**Work instructions**
Exactly reproduce each line of the listing that follows.
--- START Supplied entries ---
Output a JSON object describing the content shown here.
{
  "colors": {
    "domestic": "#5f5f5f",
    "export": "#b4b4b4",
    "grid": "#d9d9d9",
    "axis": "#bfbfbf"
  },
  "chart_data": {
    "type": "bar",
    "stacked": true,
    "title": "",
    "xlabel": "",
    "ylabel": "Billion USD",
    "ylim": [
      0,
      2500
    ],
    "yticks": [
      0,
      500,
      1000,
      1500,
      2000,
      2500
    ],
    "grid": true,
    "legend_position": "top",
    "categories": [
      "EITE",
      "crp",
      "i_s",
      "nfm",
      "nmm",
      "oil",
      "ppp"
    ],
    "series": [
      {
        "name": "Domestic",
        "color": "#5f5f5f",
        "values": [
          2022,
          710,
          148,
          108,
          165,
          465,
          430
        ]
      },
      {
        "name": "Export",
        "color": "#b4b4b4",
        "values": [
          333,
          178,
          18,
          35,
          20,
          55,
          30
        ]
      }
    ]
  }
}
--- END Supplied entries ---
**Written answer**
Output a JSON object describing the content shown here.
{
  "colors": {
    "domestic": "#5f5f5f",
    "export": "#b4b4b4",
    "grid": "#d9d9d9",
    "axis": "#bfbfbf"
  },
  "chart_data": {
    "type": "bar",
    "stacked": true,
    "title": "",
    "xlabel": "",
    "ylabel": "Billion USD",
    "ylim": [
      0,
      2500
    ],
    "yticks": [
      0,
      500,
      1000,
      1500,
      2000,
      2500
    ],
    "grid": true,
    "legend_position": "top",
    "categories": [
      "EITE",
      "crp",
      "i_s",
      "nfm",
      "nmm",
      "oil",
      "ppp"
    ],
    "series": [
      {
        "name": "Domestic",
        "color": "#5f5f5f",
        "values": [
          2022,
          710,
          148,
          108,
          165,
          465,
          430
        ]
      },
      {
        "name": "Export",
        "color": "#b4b4b4",
        "values": [
          333,
          178,
          18,
          35,
          20,
          55,
          30
        ]
      }
    ]
  }
}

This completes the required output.